======== INPUT FOR THIS TASK

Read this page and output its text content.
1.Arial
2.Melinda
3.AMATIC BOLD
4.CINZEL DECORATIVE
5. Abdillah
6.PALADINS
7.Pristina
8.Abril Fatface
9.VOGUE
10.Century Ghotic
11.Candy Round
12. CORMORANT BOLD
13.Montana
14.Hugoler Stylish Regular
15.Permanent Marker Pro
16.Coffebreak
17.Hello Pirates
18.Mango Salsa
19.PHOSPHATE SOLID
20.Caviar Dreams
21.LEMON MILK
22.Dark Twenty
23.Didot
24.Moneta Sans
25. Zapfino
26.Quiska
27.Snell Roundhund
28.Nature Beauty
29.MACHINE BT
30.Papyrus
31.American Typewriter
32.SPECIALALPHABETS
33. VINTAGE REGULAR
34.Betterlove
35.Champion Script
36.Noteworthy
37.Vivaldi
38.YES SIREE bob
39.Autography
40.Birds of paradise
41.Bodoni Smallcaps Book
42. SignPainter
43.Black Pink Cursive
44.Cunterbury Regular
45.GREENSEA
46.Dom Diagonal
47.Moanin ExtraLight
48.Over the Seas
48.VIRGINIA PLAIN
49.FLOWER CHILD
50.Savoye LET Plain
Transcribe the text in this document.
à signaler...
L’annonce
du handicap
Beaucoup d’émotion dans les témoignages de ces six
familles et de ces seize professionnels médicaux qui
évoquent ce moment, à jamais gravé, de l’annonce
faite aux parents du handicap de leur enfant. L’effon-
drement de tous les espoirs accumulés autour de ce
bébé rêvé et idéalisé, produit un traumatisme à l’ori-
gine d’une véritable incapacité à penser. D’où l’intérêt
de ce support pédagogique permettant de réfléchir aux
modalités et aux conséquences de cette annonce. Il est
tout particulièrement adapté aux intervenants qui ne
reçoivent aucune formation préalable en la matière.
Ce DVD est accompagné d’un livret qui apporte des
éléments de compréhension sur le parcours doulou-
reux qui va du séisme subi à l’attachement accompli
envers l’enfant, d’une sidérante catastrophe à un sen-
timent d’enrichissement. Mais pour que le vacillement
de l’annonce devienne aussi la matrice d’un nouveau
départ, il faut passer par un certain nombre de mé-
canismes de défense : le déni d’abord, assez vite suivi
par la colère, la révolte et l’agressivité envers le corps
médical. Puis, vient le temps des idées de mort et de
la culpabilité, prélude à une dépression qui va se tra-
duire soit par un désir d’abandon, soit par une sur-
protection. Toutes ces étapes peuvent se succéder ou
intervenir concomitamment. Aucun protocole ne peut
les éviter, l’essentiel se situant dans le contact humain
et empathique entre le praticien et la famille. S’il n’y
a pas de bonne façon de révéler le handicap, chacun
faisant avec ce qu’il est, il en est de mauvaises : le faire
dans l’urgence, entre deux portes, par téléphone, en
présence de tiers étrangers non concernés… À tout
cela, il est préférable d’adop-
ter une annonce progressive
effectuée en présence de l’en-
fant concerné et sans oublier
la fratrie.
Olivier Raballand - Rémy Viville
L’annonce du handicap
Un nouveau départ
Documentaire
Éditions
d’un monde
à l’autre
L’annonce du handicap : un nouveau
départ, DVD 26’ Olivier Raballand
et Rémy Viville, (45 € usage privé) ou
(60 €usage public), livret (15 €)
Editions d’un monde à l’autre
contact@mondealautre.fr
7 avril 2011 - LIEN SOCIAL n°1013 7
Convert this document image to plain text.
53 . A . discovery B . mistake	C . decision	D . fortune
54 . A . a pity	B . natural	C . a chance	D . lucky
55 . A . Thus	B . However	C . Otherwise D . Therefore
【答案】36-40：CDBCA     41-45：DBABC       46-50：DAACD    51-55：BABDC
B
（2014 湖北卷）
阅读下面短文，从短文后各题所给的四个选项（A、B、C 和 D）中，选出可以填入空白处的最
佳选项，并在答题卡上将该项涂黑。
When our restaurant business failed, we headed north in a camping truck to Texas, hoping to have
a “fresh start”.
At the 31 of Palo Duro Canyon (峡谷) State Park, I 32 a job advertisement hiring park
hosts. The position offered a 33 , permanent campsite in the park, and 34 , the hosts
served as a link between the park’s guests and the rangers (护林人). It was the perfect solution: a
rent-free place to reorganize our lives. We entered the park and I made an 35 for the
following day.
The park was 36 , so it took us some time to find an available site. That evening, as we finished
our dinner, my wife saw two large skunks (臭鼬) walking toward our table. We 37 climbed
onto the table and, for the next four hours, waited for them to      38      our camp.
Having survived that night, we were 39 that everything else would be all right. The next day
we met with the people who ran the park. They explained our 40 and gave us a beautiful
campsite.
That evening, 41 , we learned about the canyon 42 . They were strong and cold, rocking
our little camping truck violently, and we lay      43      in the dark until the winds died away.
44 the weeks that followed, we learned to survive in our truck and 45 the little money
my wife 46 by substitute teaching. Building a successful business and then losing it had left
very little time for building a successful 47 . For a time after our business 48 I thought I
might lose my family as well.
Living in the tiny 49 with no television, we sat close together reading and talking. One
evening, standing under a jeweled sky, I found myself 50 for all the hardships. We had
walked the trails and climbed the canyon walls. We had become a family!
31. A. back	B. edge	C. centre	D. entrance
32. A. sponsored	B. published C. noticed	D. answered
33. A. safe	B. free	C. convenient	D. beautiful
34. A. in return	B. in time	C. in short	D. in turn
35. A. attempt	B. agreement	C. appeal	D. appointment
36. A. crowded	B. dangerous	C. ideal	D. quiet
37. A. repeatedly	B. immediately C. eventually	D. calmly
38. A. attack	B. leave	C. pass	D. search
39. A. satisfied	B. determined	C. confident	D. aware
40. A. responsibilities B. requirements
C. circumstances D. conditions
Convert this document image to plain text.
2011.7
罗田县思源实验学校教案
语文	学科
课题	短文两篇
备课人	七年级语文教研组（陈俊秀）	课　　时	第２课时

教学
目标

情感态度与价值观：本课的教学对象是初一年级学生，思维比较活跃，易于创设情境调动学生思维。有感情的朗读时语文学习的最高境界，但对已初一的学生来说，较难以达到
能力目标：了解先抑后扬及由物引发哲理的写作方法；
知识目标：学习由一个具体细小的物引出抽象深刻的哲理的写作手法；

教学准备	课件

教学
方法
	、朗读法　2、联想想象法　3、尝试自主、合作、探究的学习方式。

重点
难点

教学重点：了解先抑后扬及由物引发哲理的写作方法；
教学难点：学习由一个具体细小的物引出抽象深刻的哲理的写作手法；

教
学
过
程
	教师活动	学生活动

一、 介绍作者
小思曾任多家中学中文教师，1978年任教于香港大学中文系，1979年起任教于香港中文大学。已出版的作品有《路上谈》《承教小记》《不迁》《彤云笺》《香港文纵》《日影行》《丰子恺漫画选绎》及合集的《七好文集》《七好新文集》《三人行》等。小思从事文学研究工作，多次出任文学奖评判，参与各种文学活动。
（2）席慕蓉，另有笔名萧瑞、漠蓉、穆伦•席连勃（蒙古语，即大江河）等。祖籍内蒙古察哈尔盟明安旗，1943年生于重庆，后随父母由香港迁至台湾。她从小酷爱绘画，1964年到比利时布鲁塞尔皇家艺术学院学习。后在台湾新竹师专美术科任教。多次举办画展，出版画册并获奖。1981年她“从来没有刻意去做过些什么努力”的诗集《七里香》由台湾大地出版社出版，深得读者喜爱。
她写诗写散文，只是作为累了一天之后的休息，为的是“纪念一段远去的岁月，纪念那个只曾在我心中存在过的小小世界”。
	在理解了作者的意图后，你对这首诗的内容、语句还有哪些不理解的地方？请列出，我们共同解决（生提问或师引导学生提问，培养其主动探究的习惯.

================

WHAT IS BEING ASKED:
Print the complete listing again, exactly as it stands.

OUTPUT OF THE TASK:
Read this page and output its text content.
1.Arial
2.Melinda
3.AMATIC BOLD
4.CINZEL DECORATIVE
5. Abdillah
6.PALADINS
7.Pristina
8.Abril Fatface
9.VOGUE
10.Century Ghotic
11.Candy Round
12. CORMORANT BOLD
13.Montana
14.Hugoler Stylish Regular
15.Permanent Marker Pro
16.Coffebreak
17.Hello Pirates
18.Mango Salsa
19.PHOSPHATE SOLID
20.Caviar Dreams
21.LEMON MILK
22.Dark Twenty
23.Didot
24.Moneta Sans
25. Zapfino
26.Quiska
27.Snell Roundhund
28.Nature Beauty
29.MACHINE BT
30.Papyrus
31.American Typewriter
32.SPECIALALPHABETS
33. VINTAGE REGULAR
34.Betterlove
35.Champion Script
36.Noteworthy
37.Vivaldi
38.YES SIREE bob
39.Autography
40.Birds of paradise
41.Bodoni Smallcaps Book
42. SignPainter
43.Black Pink Cursive
44.Cunterbury Regular
45.GREENSEA
46.Dom Diagonal
47.Moanin ExtraLight
48.Over the Seas
48.VIRGINIA PLAIN
49.FLOWER CHILD
50.Savoye LET Plain
Transcribe the text in this document.
à signaler...
L’annonce
du handicap
Beaucoup d’émotion dans les témoignages de ces six
familles et de ces seize professionnels médicaux qui
évoquent ce moment, à jamais gravé, de l’annonce
faite aux parents du handicap de leur enfant. L’effon-
drement de tous les espoirs accumulés autour de ce
bébé rêvé et idéalisé, produit un traumatisme à l’ori-
gine d’une véritable incapacité à penser. D’où l’intérêt
de ce support pédagogique permettant de réfléchir aux
modalités et aux conséquences de cette annonce. Il est
tout particulièrement adapté aux intervenants qui ne
reçoivent aucune formation préalable en la matière.
Ce DVD est accompagné d’un livret qui apporte des
éléments de compréhension sur le parcours doulou-
reux qui va du séisme subi à l’attachement accompli
envers l’enfant, d’une sidérante catastrophe à un sen-
timent d’enrichissement. Mais pour que le vacillement
de l’annonce devienne aussi la matrice d’un nouveau
départ, il faut passer par un certain nombre de mé-
canismes de défense : le déni d’abord, assez vite suivi
par la colère, la révolte et l’agressivité envers le corps
médical. Puis, vient le temps des idées de mort et de
la culpabilité, prélude à une dépression qui va se tra-
duire soit par un désir d’abandon, soit par une sur-
protection. Toutes ces étapes peuvent se succéder ou
intervenir concomitamment. Aucun protocole ne peut
les éviter, l’essentiel se situant dans le contact humain
et empathique entre le praticien et la famille. S’il n’y
a pas de bonne façon de révéler le handicap, chacun
faisant avec ce qu’il est, il en est de mauvaises : le faire
dans l’urgence, entre deux portes, par téléphone, en
présence de tiers étrangers non concernés… À tout
cela, il est préférable d’adop-
ter une annonce progressive
effectuée en présence de l’en-
fant concerné et sans oublier
la fratrie.
Olivier Raballand - Rémy Viville
L’annonce du handicap
Un nouveau départ
Documentaire
Éditions
d’un monde
à l’autre
L’annonce du handicap : un nouveau
départ, DVD 26’ Olivier Raballand
et Rémy Viville, (45 € usage privé) ou
(60 €usage public), livret (15 €)
Editions d’un monde à l’autre
contact@mondealautre.fr
7 avril 2011 - LIEN SOCIAL n°1013 7
Convert this document image to plain text.
53 . A . discovery B . mistake	C . decision	D . fortune
54 . A . a pity	B . natural	C . a chance	D . lucky
55 . A . Thus	B . However	C . Otherwise D . Therefore
【答案】36-40：CDBCA     41-45：DBABC       46-50：DAACD    51-55：BABDC
B
（2014 湖北卷）
阅读下面短文，从短文后各题所给的四个选项（A、B、C 和 D）中，选出可以填入空白处的最
佳选项，并在答题卡上将该项涂黑。
When our restaurant business failed, we headed north in a camping truck to Texas, hoping to have
a “fresh start”.
At the 31 of Palo Duro Canyon (峡谷) State Park, I 32 a job advertisement hiring park
hosts. The position offered a 33 , permanent campsite in the park, and 34 , the hosts
served as a link between the park’s guests and the rangers (护林人). It was the perfect solution: a
rent-free place to reorganize our lives. We entered the park and I made an 35 for the
following day.
The park was 36 , so it took us some time to find an available site. That evening, as we finished
our dinner, my wife saw two large skunks (臭鼬) walking toward our table. We 37 climbed
onto the table and, for the next four hours, waited for them to      38      our camp.
Having survived that night, we were 39 that everything else would be all right. The next day
we met with the people who ran the park. They explained our 40 and gave us a beautiful
campsite.
That evening, 41 , we learned about the canyon 42 . They were strong and cold, rocking
our little camping truck violently, and we lay      43      in the dark until the winds died away.
44 the weeks that followed, we learned to survive in our truck and 45 the little money
my wife 46 by substitute teaching. Building a successful business and then losing it had left
very little time for building a successful 47 . For a time after our business 48 I thought I
might lose my family as well.
Living in the tiny 49 with no television, we sat close together reading and talking. One
evening, standing under a jeweled sky, I found myself 50 for all the hardships. We had
walked the trails and climbed the canyon walls. We had become a family!
31. A. back	B. edge	C. centre	D. entrance
32. A. sponsored	B. published C. noticed	D. answered
33. A. safe	B. free	C. convenient	D. beautiful
34. A. in return	B. in time	C. in short	D. in turn
35. A. attempt	B. agreement	C. appeal	D. appointment
36. A. crowded	B. dangerous	C. ideal	D. quiet
37. A. repeatedly	B. immediately C. eventually	D. calmly
38. A. attack	B. leave	C. pass	D. search
39. A. satisfied	B. determined	C. confident	D. aware
40. A. responsibilities B. requirements
C. circumstances D. conditions
Convert this document image to plain text.
2011.7
罗田县思源实验学校教案
语文	学科
课题	短文两篇
备课人	七年级语文教研组（陈俊秀）	课　　时	第２课时

教学
目标

情感态度与价值观：本课的教学对象是初一年级学生，思维比较活跃，易于创设情境调动学生思维。有感情的朗读时语文学习的最高境界，但对已初一的学生来说，较难以达到
能力目标：了解先抑后扬及由物引发哲理的写作方法；
知识目标：学习由一个具体细小的物引出抽象深刻的哲理的写作手法；

教学准备	课件

教学
方法
	、朗读法　2、联想想象法　3、尝试自主、合作、探究的学习方式。

重点
难点

教学重点：了解先抑后扬及由物引发哲理的写作方法；
教学难点：学习由一个具体细小的物引出抽象深刻的哲理的写作手法；

教
学
过
程
	教师活动	学生活动

一、 介绍作者
小思曾任多家中学中文教师，1978年任教于香港大学中文系，1979年起任教于香港中文大学。已出版的作品有《路上谈》《承教小记》《不迁》《彤云笺》《香港文纵》《日影行》《丰子恺漫画选绎》及合集的《七好文集》《七好新文集》《三人行》等。小思从事文学研究工作，多次出任文学奖评判，参与各种文学活动。
（2）席慕蓉，另有笔名萧瑞、漠蓉、穆伦•席连勃（蒙古语，即大江河）等。祖籍内蒙古察哈尔盟明安旗，1943年生于重庆，后随父母由香港迁至台湾。她从小酷爱绘画，1964年到比利时布鲁塞尔皇家艺术学院学习。后在台湾新竹师专美术科任教。多次举办画展，出版画册并获奖。1981年她“从来没有刻意去做过些什么努力”的诗集《七里香》由台湾大地出版社出版，深得读者喜爱。
她写诗写散文，只是作为累了一天之后的休息，为的是“纪念一段远去的岁月，纪念那个只曾在我心中存在过的小小世界”。
	在理解了作者的意图后，你对这首诗的内容、语句还有哪些不理解的地方？请列出，我们共同解决（生提问或师引导学生提问，培养其主动探究的习惯.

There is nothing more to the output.